● WHAT THE TASK ASKS: Copy each line that has the string "positions" somewhere in it.

● RECORDS SUPPLIED:
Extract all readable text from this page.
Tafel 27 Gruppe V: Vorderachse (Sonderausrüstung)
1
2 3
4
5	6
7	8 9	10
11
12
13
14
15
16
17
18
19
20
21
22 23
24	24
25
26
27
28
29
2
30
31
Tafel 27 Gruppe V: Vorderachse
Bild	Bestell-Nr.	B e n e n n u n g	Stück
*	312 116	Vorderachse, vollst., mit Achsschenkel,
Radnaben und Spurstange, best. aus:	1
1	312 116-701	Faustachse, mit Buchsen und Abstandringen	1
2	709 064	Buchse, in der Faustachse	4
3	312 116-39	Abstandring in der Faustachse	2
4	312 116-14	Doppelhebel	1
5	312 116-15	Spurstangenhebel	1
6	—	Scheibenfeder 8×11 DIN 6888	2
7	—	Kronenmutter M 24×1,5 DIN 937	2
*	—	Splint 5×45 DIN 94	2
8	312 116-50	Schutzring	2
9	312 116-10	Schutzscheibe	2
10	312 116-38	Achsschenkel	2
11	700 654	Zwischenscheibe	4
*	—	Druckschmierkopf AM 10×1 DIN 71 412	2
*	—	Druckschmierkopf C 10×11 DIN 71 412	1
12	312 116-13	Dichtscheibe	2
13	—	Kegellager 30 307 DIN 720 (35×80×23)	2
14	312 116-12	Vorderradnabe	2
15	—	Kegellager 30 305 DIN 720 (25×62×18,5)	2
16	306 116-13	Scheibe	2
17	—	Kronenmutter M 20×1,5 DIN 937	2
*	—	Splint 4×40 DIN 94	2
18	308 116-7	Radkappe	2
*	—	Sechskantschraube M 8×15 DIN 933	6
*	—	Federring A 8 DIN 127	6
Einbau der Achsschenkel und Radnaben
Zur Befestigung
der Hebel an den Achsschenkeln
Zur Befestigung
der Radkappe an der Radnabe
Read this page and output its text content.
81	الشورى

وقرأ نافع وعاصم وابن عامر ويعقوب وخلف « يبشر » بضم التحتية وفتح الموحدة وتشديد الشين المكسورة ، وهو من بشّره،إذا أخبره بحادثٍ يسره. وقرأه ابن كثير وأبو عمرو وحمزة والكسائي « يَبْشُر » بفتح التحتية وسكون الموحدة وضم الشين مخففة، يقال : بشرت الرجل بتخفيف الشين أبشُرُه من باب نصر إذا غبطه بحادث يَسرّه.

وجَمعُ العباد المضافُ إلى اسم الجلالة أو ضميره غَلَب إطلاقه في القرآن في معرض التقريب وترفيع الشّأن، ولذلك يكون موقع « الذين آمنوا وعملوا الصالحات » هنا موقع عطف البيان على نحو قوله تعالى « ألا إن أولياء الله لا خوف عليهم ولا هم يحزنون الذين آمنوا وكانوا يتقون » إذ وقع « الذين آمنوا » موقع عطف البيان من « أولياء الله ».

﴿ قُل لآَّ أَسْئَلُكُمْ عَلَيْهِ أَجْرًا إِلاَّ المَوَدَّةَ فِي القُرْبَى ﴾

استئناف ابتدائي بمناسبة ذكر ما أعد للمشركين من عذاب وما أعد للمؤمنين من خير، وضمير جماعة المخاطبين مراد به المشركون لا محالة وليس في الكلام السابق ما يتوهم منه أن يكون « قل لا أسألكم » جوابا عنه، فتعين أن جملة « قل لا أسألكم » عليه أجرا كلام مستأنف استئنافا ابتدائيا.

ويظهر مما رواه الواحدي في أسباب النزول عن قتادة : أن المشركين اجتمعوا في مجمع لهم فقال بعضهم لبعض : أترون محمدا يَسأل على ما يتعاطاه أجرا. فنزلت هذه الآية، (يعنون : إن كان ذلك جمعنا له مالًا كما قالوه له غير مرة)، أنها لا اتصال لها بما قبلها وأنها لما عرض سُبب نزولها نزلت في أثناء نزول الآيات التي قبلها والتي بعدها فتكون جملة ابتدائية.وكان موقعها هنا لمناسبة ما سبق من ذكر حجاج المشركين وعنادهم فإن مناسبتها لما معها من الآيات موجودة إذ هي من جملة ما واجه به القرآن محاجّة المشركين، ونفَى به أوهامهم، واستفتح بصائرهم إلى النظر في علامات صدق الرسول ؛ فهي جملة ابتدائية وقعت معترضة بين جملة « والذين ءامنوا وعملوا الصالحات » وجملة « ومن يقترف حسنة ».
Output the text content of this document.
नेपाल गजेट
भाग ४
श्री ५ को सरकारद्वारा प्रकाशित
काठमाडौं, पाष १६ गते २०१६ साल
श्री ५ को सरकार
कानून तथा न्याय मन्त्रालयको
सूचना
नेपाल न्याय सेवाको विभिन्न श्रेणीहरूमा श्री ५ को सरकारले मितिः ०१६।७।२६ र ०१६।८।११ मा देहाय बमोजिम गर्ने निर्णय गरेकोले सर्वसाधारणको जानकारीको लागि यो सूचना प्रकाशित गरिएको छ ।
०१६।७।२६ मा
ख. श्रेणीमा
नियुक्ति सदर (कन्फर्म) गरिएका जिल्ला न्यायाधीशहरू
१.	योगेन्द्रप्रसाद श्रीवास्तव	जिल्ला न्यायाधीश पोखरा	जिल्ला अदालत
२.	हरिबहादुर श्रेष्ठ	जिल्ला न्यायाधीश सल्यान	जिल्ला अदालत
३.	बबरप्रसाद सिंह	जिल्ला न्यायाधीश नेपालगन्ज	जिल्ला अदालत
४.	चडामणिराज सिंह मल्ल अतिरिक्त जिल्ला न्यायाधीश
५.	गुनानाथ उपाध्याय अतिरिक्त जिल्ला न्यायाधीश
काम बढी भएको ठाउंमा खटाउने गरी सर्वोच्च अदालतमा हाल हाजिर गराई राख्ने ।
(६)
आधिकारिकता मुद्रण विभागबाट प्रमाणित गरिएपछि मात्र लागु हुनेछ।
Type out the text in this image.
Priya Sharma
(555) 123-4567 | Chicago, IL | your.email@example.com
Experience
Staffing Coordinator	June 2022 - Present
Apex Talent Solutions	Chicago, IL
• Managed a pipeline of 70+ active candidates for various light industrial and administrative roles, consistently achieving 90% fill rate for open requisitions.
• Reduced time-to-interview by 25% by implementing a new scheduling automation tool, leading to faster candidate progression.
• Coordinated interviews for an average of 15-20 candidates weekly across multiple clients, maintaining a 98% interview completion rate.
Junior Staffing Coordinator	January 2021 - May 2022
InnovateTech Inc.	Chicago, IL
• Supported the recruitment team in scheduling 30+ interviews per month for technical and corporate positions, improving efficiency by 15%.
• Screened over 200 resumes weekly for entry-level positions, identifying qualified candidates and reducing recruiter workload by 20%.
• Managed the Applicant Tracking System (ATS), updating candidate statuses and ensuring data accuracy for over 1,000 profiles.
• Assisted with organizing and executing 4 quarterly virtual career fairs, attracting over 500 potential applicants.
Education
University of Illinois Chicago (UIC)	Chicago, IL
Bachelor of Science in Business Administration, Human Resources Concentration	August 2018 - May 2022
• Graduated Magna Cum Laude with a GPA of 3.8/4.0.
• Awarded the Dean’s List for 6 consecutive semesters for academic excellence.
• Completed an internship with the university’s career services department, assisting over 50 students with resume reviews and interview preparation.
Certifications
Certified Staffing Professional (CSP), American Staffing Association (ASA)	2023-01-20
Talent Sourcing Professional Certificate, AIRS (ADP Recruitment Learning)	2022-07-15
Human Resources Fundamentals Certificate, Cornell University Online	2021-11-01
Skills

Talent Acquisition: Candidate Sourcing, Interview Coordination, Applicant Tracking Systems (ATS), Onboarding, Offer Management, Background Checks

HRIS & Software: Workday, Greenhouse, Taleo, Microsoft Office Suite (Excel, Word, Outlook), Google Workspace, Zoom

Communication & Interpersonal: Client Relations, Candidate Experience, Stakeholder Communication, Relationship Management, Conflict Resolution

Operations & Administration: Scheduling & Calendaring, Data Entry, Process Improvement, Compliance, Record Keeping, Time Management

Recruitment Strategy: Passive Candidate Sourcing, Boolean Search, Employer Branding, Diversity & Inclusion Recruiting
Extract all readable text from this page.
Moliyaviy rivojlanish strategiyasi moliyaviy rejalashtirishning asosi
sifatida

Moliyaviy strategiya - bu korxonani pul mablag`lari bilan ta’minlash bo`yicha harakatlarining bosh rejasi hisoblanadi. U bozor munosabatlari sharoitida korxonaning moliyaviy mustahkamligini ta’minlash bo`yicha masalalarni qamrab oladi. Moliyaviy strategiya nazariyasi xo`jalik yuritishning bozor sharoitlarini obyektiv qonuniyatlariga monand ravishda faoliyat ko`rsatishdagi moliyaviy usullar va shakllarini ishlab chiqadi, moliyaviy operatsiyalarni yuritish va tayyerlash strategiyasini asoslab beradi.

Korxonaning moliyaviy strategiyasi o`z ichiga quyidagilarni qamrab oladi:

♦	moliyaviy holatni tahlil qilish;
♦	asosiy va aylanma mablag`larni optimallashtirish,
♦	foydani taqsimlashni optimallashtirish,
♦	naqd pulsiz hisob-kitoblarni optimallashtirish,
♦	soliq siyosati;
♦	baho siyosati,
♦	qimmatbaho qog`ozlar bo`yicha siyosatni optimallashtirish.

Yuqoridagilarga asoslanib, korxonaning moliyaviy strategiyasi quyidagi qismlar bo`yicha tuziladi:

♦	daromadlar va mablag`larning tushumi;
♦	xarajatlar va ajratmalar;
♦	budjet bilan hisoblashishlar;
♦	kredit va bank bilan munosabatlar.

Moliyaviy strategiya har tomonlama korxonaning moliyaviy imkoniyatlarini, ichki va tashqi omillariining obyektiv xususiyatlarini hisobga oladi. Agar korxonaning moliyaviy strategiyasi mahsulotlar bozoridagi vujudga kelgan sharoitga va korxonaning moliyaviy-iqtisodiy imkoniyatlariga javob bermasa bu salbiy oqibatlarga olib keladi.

● COMPLETED EXERCISE:
• Supported the recruitment team in scheduling 30+ interviews per month for technical and corporate positions, improving efficiency by 15%.
• Screened over 200 resumes weekly for entry-level positions, identifying qualified candidates and reducing recruiter workload by 20%.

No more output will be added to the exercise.